● **Goal**:
Pictures do not belong in the copy, so please give every entry below again exactly.

>> BEGIN

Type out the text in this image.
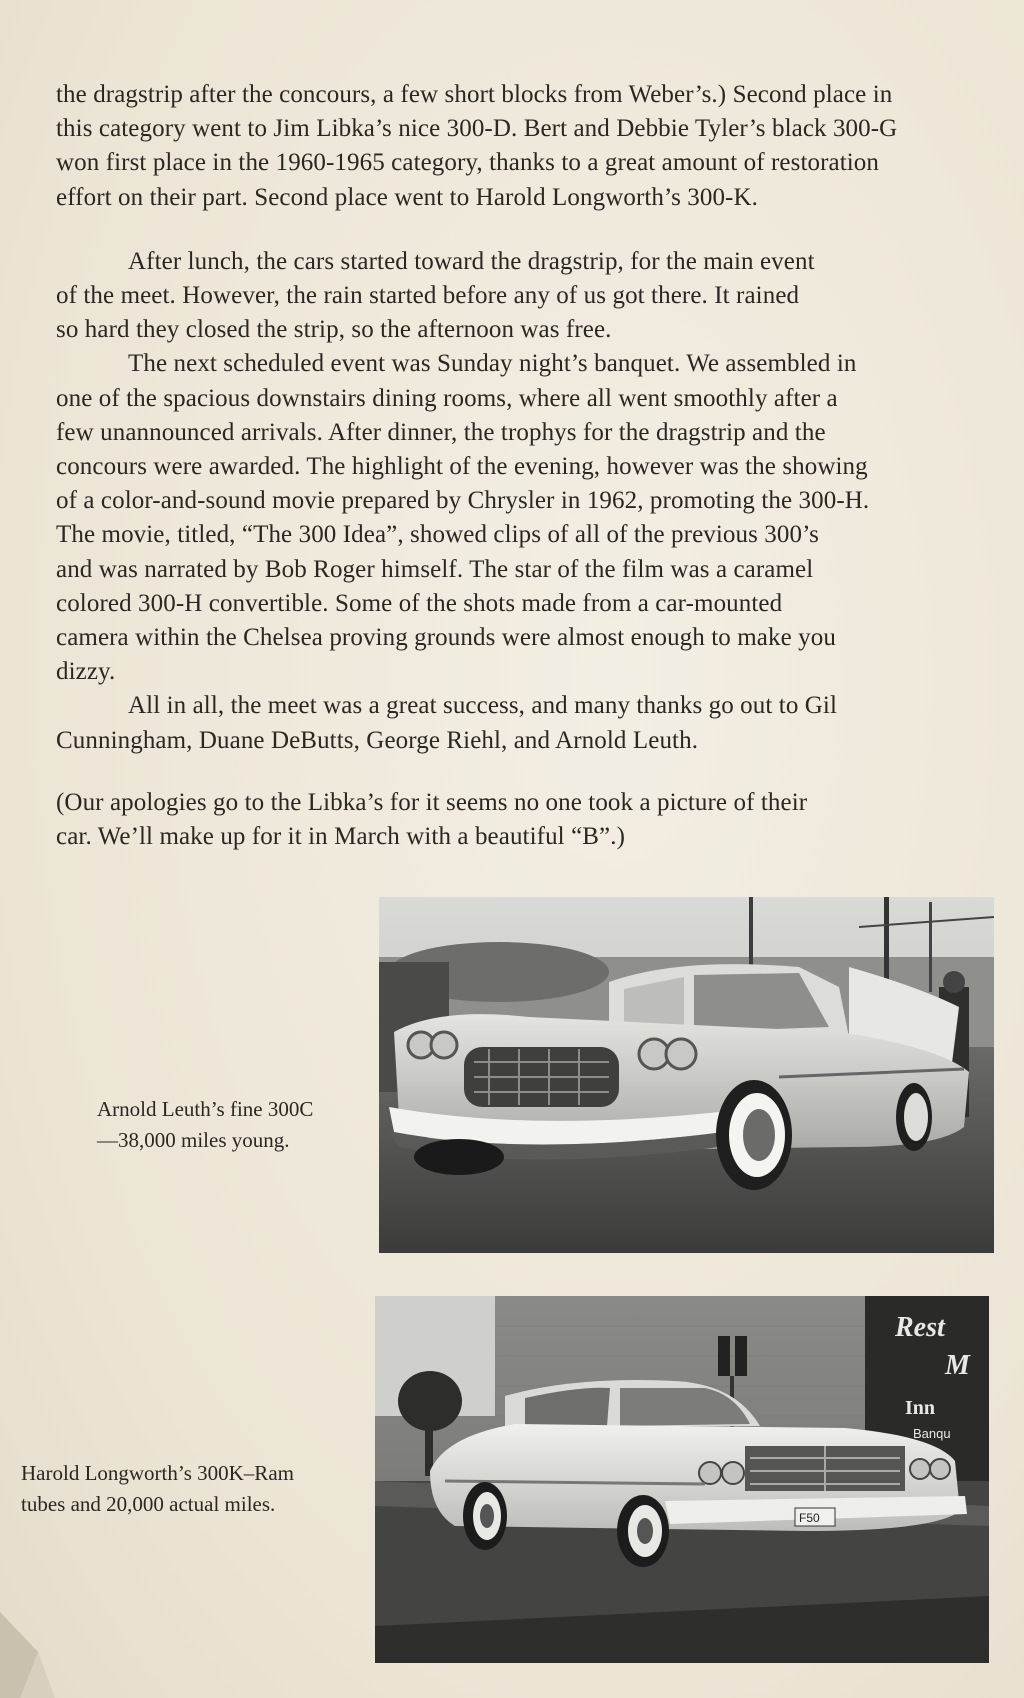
the dragstrip after the concours, a few short blocks from Weber’s.) Second place in
this category went to Jim Libka’s nice 300-D. Bert and Debbie Tyler’s black 300-G
won first place in the 1960-1965 category, thanks to a great amount of restoration
effort on their part. Second place went to Harold Longworth’s 300-K.

After lunch, the cars started toward the dragstrip, for the main event
of the meet. However, the rain started before any of us got there. It rained
so hard they closed the strip, so the afternoon was free.

The next scheduled event was Sunday night’s banquet. We assembled in
one of the spacious downstairs dining rooms, where all went smoothly after a
few unannounced arrivals. After dinner, the trophys for the dragstrip and the
concours were awarded. The highlight of the evening, however was the showing
of a color-and-sound movie prepared by Chrysler in 1962, promoting the 300-H.
The movie, titled, “The 300 Idea”, showed clips of all of the previous 300’s
and was narrated by Bob Roger himself. The star of the film was a caramel
colored 300-H convertible. Some of the shots made from a car-mounted
camera within the Chelsea proving grounds were almost enough to make you
dizzy.

All in all, the meet was a great success, and many thanks go out to Gil
Cunningham, Duane DeButts, George Riehl, and Arnold Leuth.

(Our apologies go to the Libka’s for it seems no one took a picture of their
car. We’ll make up for it in March with a beautiful “B”.)

Arnold Leuth’s fine 300C
—38,000 miles young.
Rest
M
Inn
Banqu
F50
Harold Longworth’s 300K–Ram
tubes and 20,000 actual miles.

>> END

● **Response for this exercise**:
Type out the text in this image.
the dragstrip after the concours, a few short blocks from Weber’s.) Second place in
this category went to Jim Libka’s nice 300-D. Bert and Debbie Tyler’s black 300-G
won first place in the 1960-1965 category, thanks to a great amount of restoration
effort on their part. Second place went to Harold Longworth’s 300-K.

After lunch, the cars started toward the dragstrip, for the main event
of the meet. However, the rain started before any of us got there. It rained
so hard they closed the strip, so the afternoon was free.

The next scheduled event was Sunday night’s banquet. We assembled in
one of the spacious downstairs dining rooms, where all went smoothly after a
few unannounced arrivals. After dinner, the trophys for the dragstrip and the
concours were awarded. The highlight of the evening, however was the showing
of a color-and-sound movie prepared by Chrysler in 1962, promoting the 300-H.
The movie, titled, “The 300 Idea”, showed clips of all of the previous 300’s
and was narrated by Bob Roger himself. The star of the film was a caramel
colored 300-H convertible. Some of the shots made from a car-mounted
camera within the Chelsea proving grounds were almost enough to make you
dizzy.

All in all, the meet was a great success, and many thanks go out to Gil
Cunningham, Duane DeButts, George Riehl, and Arnold Leuth.

(Our apologies go to the Libka’s for it seems no one took a picture of their
car. We’ll make up for it in March with a beautiful “B”.)

Arnold Leuth’s fine 300C
—38,000 miles young.
Rest
M
Inn
Banqu
F50
Harold Longworth’s 300K–Ram
tubes and 20,000 actual miles.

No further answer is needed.